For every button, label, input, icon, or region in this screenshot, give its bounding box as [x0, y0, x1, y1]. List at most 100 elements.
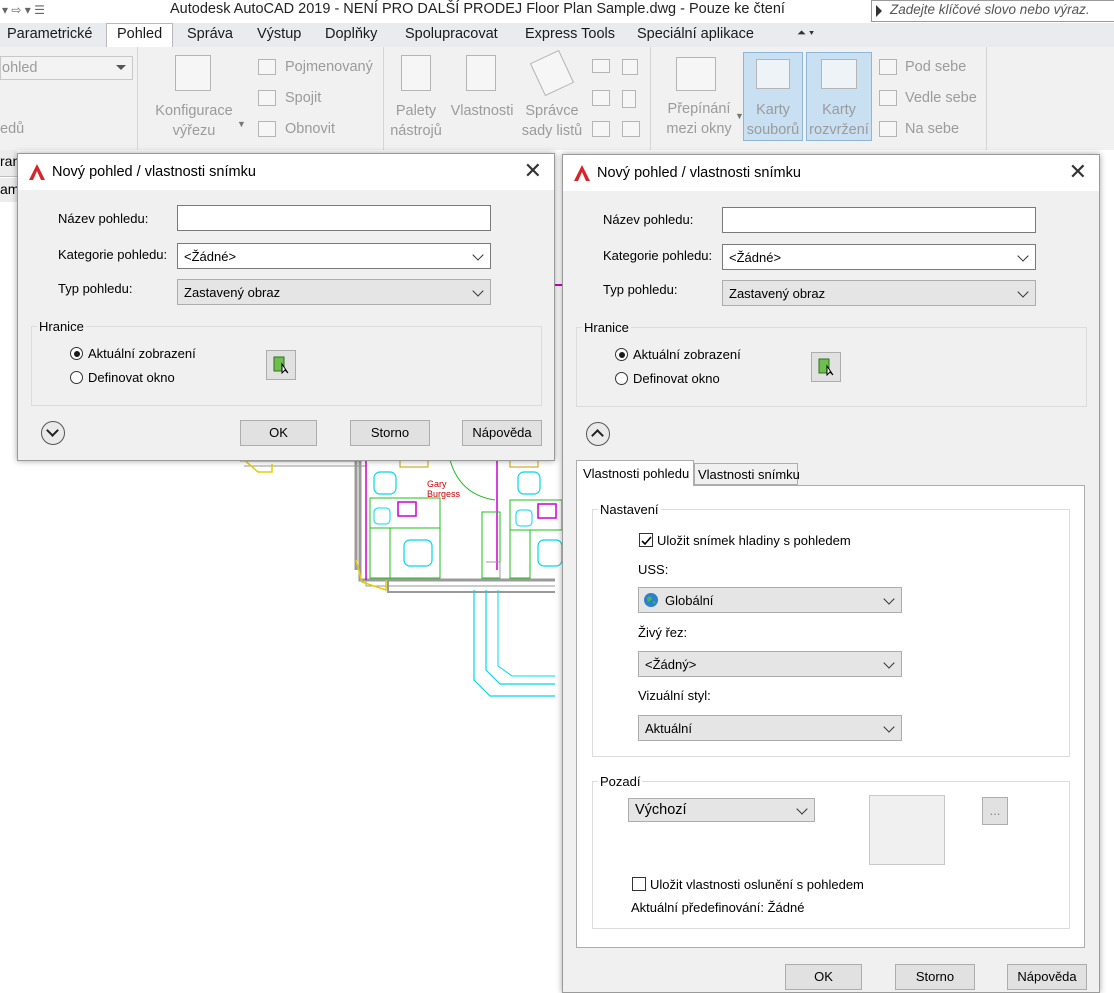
expand-arrow-icon[interactable] [876, 5, 882, 17]
background-select[interactable]: Výchozí [628, 798, 815, 822]
palette-small-icon[interactable] [592, 121, 610, 137]
define-window-label[interactable]: Definovat okno [633, 371, 720, 386]
join-viewport-button[interactable]: Spojit [285, 88, 321, 108]
switch-windows-label-2[interactable]: mezi okny [660, 119, 738, 139]
ribbon-tab-bar: Parametrické Pohled Správa Výstup Doplňk… [0, 23, 1114, 48]
ribbon-minimize-icon[interactable]: ⏶ ▾ [797, 27, 814, 40]
expand-button[interactable] [41, 421, 65, 445]
tile-horizontal-icon[interactable] [879, 59, 897, 75]
cancel-button[interactable]: Storno [350, 420, 430, 446]
view-name-input[interactable] [722, 207, 1036, 233]
tool-palettes-label-2[interactable]: nástrojů [386, 121, 446, 141]
view-category-select[interactable]: <Žádné> [722, 244, 1036, 270]
current-display-radio[interactable] [70, 347, 83, 360]
search-box[interactable]: Zadejte klíčové slovo nebo výraz. [871, 0, 1114, 22]
tab-collaborate[interactable]: Spolupracovat [405, 26, 498, 42]
save-sun-props-checkbox[interactable] [632, 877, 646, 891]
named-viewport-icon[interactable] [258, 59, 276, 75]
tab-snapshot-properties[interactable]: Vlastnosti snímku [694, 463, 800, 485]
tool-palettes-icon[interactable] [401, 55, 431, 91]
layout-tabs-label-2: rozvržení [809, 122, 869, 138]
visual-style-label: Vizuální styl: [638, 688, 711, 703]
define-window-radio[interactable] [70, 371, 83, 384]
view-type-select[interactable]: Zastavený obraz [177, 279, 491, 305]
current-display-label[interactable]: Aktuální zobrazení [88, 346, 196, 361]
collapse-button[interactable] [586, 422, 610, 446]
switch-windows-icon[interactable] [676, 57, 716, 91]
tab-addins[interactable]: Doplňky [325, 26, 377, 42]
tab-featured-apps[interactable]: Speciální aplikace [637, 26, 754, 42]
dropdown-arrow-icon[interactable]: ▼ [237, 119, 246, 129]
tab-view[interactable]: Pohled [106, 23, 174, 47]
save-layer-snapshot-checkbox[interactable] [639, 533, 653, 547]
tile-vertical-icon[interactable] [879, 90, 897, 106]
current-override-text: Aktuální předefinování: Žádné [631, 900, 805, 915]
tile-horizontal-button[interactable]: Pod sebe [905, 57, 966, 77]
viewport-config-label-2[interactable]: výřezu [153, 121, 235, 141]
tab-panel: Nastavení Uložit snímek hladiny s pohled… [576, 485, 1085, 948]
sheet-set-manager-label-1[interactable]: Správce [516, 101, 588, 121]
save-sun-props-label[interactable]: Uložit vlastnosti oslunění s pohledem [650, 877, 864, 892]
viewport-config-icon[interactable] [175, 55, 211, 91]
define-window-label[interactable]: Definovat okno [88, 370, 175, 385]
sheet-set-manager-label-2[interactable]: sady listů [516, 121, 588, 141]
current-display-radio[interactable] [615, 348, 628, 361]
restore-viewport-icon[interactable] [258, 121, 276, 137]
ribbon-panel: ohled edů Konfigurace výřezu ▼ Pojmenova… [0, 47, 1114, 150]
properties-icon[interactable] [466, 55, 496, 91]
restore-viewport-button[interactable]: Obnovit [285, 119, 335, 139]
help-button[interactable]: Nápověda [1007, 964, 1087, 990]
autocad-logo-icon [574, 165, 590, 181]
view-name-input[interactable] [177, 205, 491, 231]
cascade-button[interactable]: Na sebe [905, 119, 959, 139]
help-button[interactable]: Nápověda [462, 420, 542, 446]
named-views-combo[interactable]: ohled [0, 56, 133, 80]
pick-window-button[interactable] [266, 350, 296, 380]
ribbon-left-label: edů [0, 121, 25, 137]
tab-manage[interactable]: Správa [187, 26, 233, 42]
close-icon[interactable]: ✕ [1069, 161, 1087, 183]
viewport-config-label-1[interactable]: Konfigurace [153, 101, 235, 121]
view-type-label: Typ pohledu: [603, 282, 678, 297]
tool-palettes-label-1[interactable]: Palety [386, 101, 446, 121]
live-section-select[interactable]: <Žádný> [638, 651, 902, 677]
join-viewport-icon[interactable] [258, 90, 276, 106]
tile-vertical-button[interactable]: Vedle sebe [905, 88, 977, 108]
background-group-label: Pozadí [598, 774, 643, 789]
palette-small-icon[interactable] [592, 90, 610, 106]
switch-windows-label-1[interactable]: Přepínání [660, 99, 738, 119]
new-view-dialog-expanded: Nový pohled / vlastnosti snímku ✕ Název … [562, 154, 1100, 993]
cancel-button[interactable]: Storno [895, 964, 975, 990]
background-browse-button[interactable]: ... [982, 797, 1008, 825]
palette-small-icon[interactable] [592, 59, 610, 73]
ok-button[interactable]: OK [240, 420, 317, 446]
palette-small-icon[interactable] [622, 121, 640, 137]
tab-express-tools[interactable]: Express Tools [525, 26, 615, 42]
properties-label[interactable]: Vlastnosti [449, 101, 515, 121]
sheet-set-manager-icon[interactable] [529, 49, 575, 97]
close-icon[interactable]: ✕ [524, 160, 542, 182]
view-category-select[interactable]: <Žádné> [177, 243, 491, 269]
tab-output[interactable]: Výstup [257, 26, 301, 42]
palette-small-icon[interactable] [622, 59, 638, 75]
file-tabs-button[interactable]: Karty souborů [743, 52, 803, 141]
file-tabs-label-2: souborů [746, 122, 800, 138]
visual-style-select[interactable]: Aktuální [638, 715, 902, 741]
save-layer-snapshot-label[interactable]: Uložit snímek hladiny s pohledem [657, 533, 851, 548]
ok-button[interactable]: OK [785, 964, 862, 990]
ucs-label: USS: [638, 562, 669, 577]
quick-access-toolbar[interactable]: ▾ ⇨ ▾ ☰ [2, 3, 45, 17]
tab-view-properties[interactable]: Vlastnosti pohledu [576, 460, 694, 486]
chevron-down-icon [472, 249, 484, 261]
palette-small-icon[interactable] [622, 90, 636, 108]
tab-parametric[interactable]: Parametrické [7, 26, 92, 42]
current-display-label[interactable]: Aktuální zobrazení [633, 347, 741, 362]
view-type-select[interactable]: Zastavený obraz [722, 280, 1036, 306]
layout-tabs-button[interactable]: Karty rozvržení [806, 52, 872, 141]
pick-window-button[interactable] [811, 352, 841, 382]
named-viewport-button[interactable]: Pojmenovaný [285, 57, 373, 77]
ucs-select[interactable]: Globální [638, 587, 902, 613]
cascade-icon[interactable] [879, 121, 897, 137]
define-window-radio[interactable] [615, 372, 628, 385]
pick-window-icon [818, 358, 834, 376]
○ ○ ○ ○ ○
▶ Task to carry out:
Copy every line of the entries above word for word, without the pictures.

▶ Task answer:
For every button, label, input, icon, or region in this screenshot, give its bounding box as [x0, y0, x1, y1]. List at most 100 elements.
expand-arrow-icon[interactable] [876, 5, 882, 17]
background-select[interactable]: Výchozí [628, 798, 815, 822]
palette-small-icon[interactable] [592, 121, 610, 137]
define-window-label[interactable]: Definovat okno [633, 371, 720, 386]
join-viewport-button[interactable]: Spojit [285, 88, 321, 108]
switch-windows-label-2[interactable]: mezi okny [660, 119, 738, 139]
ribbon-tab-bar: Parametrické Pohled Správa Výstup Doplňk… [0, 23, 1114, 48]
ribbon-minimize-icon[interactable]: ⏶ ▾ [797, 27, 814, 40]
expand-button[interactable] [41, 421, 65, 445]
tile-horizontal-icon[interactable] [879, 59, 897, 75]
cancel-button[interactable]: Storno [350, 420, 430, 446]
view-name-input[interactable] [722, 207, 1036, 233]
tool-palettes-label-2[interactable]: nástrojů [386, 121, 446, 141]
view-category-select[interactable]: <Žádné> [722, 244, 1036, 270]
current-display-radio[interactable] [70, 347, 83, 360]
search-box[interactable]: Zadejte klíčové slovo nebo výraz. [871, 0, 1114, 22]
tab-collaborate[interactable]: Spolupracovat [405, 26, 498, 42]
save-sun-props-checkbox[interactable] [632, 877, 646, 891]
named-viewport-icon[interactable] [258, 59, 276, 75]
tab-snapshot-properties[interactable]: Vlastnosti snímku [694, 463, 800, 485]
tool-palettes-icon[interactable] [401, 55, 431, 91]
layout-tabs-label-2: rozvržení [809, 122, 869, 138]
visual-style-label: Vizuální styl: [638, 688, 711, 703]
define-window-radio[interactable] [70, 371, 83, 384]
view-type-select[interactable]: Zastavený obraz [177, 279, 491, 305]
current-display-label[interactable]: Aktuální zobrazení [88, 346, 196, 361]
collapse-button[interactable] [586, 422, 610, 446]
switch-windows-icon[interactable] [676, 57, 716, 91]
tab-addins[interactable]: Doplňky [325, 26, 377, 42]
tab-featured-apps[interactable]: Speciální aplikace [637, 26, 754, 42]
dropdown-arrow-icon[interactable]: ▼ [237, 119, 246, 129]
tab-view[interactable]: Pohled [106, 23, 174, 47]
save-layer-snapshot-checkbox[interactable] [639, 533, 653, 547]
tile-vertical-icon[interactable] [879, 90, 897, 106]
current-override-text: Aktuální předefinování: Žádné [631, 900, 805, 915]
tile-horizontal-button[interactable]: Pod sebe [905, 57, 966, 77]
viewport-config-label-2[interactable]: výřezu [153, 121, 235, 141]
tab-panel: Nastavení Uložit snímek hladiny s pohled… [576, 485, 1085, 948]
sheet-set-manager-label-1[interactable]: Správce [516, 101, 588, 121]
save-sun-props-label[interactable]: Uložit vlastnosti oslunění s pohledem [650, 877, 864, 892]
viewport-config-icon[interactable] [175, 55, 211, 91]
define-window-label[interactable]: Definovat okno [88, 370, 175, 385]
sheet-set-manager-label-2[interactable]: sady listů [516, 121, 588, 141]
current-display-radio[interactable] [615, 348, 628, 361]
restore-viewport-icon[interactable] [258, 121, 276, 137]
ribbon-panel: ohled edů Konfigurace výřezu ▼ Pojmenova… [0, 47, 1114, 150]
properties-icon[interactable] [466, 55, 496, 91]
restore-viewport-button[interactable]: Obnovit [285, 119, 335, 139]
help-button[interactable]: Nápověda [1007, 964, 1087, 990]
autocad-logo-icon [574, 165, 590, 181]
view-name-input[interactable] [177, 205, 491, 231]
cascade-button[interactable]: Na sebe [905, 119, 959, 139]
help-button[interactable]: Nápověda [462, 420, 542, 446]
named-views-combo[interactable]: ohled [0, 56, 133, 80]
pick-window-button[interactable] [266, 350, 296, 380]
ribbon-left-label: edů [0, 121, 25, 137]
tab-manage[interactable]: Správa [187, 26, 233, 42]
close-icon[interactable]: ✕ [1069, 161, 1087, 183]
viewport-config-label-1[interactable]: Konfigurace [153, 101, 235, 121]
view-type-label: Typ pohledu: [603, 282, 678, 297]
tool-palettes-label-1[interactable]: Palety [386, 101, 446, 121]
live-section-select[interactable]: <Žádný> [638, 651, 902, 677]
join-viewport-icon[interactable] [258, 90, 276, 106]
tile-vertical-button[interactable]: Vedle sebe [905, 88, 977, 108]
background-group-label: Pozadí [598, 774, 643, 789]
palette-small-icon[interactable] [592, 90, 610, 106]
switch-windows-label-1[interactable]: Přepínání [660, 99, 738, 119]
new-view-dialog-expanded: Nový pohled / vlastnosti snímku ✕ Název … [562, 154, 1100, 993]
cancel-button[interactable]: Storno [895, 964, 975, 990]
background-browse-button[interactable]: ... [982, 797, 1008, 825]
palette-small-icon[interactable] [592, 59, 610, 73]
ok-button[interactable]: OK [240, 420, 317, 446]
palette-small-icon[interactable] [622, 121, 640, 137]
tab-express-tools[interactable]: Express Tools [525, 26, 615, 42]
properties-label[interactable]: Vlastnosti [449, 101, 515, 121]
sheet-set-manager-icon[interactable] [529, 49, 575, 97]
close-icon[interactable]: ✕ [524, 160, 542, 182]
view-category-select[interactable]: <Žádné> [177, 243, 491, 269]
tab-output[interactable]: Výstup [257, 26, 301, 42]
palette-small-icon[interactable] [622, 59, 638, 75]
file-tabs-button[interactable]: Karty souborů [743, 52, 803, 141]
file-tabs-label-2: souborů [746, 122, 800, 138]
visual-style-select[interactable]: Aktuální [638, 715, 902, 741]
save-layer-snapshot-label[interactable]: Uložit snímek hladiny s pohledem [657, 533, 851, 548]
ok-button[interactable]: OK [785, 964, 862, 990]
ucs-label: USS: [638, 562, 669, 577]
quick-access-toolbar[interactable]: ▾ ⇨ ▾ ☰ [2, 3, 45, 17]
tab-view-properties[interactable]: Vlastnosti pohledu [576, 460, 694, 486]
chevron-down-icon [472, 249, 484, 261]
palette-small-icon[interactable] [622, 90, 636, 108]
tab-parametric[interactable]: Parametrické [7, 26, 92, 42]
current-display-label[interactable]: Aktuální zobrazení [633, 347, 741, 362]
view-type-select[interactable]: Zastavený obraz [722, 280, 1036, 306]
layout-tabs-button[interactable]: Karty rozvržení [806, 52, 872, 141]
pick-window-button[interactable] [811, 352, 841, 382]
named-viewport-button[interactable]: Pojmenovaný [285, 57, 373, 77]
ucs-select[interactable]: Globální [638, 587, 902, 613]
cascade-icon[interactable] [879, 121, 897, 137]
define-window-radio[interactable] [615, 372, 628, 385]
pick-window-icon [818, 358, 834, 376]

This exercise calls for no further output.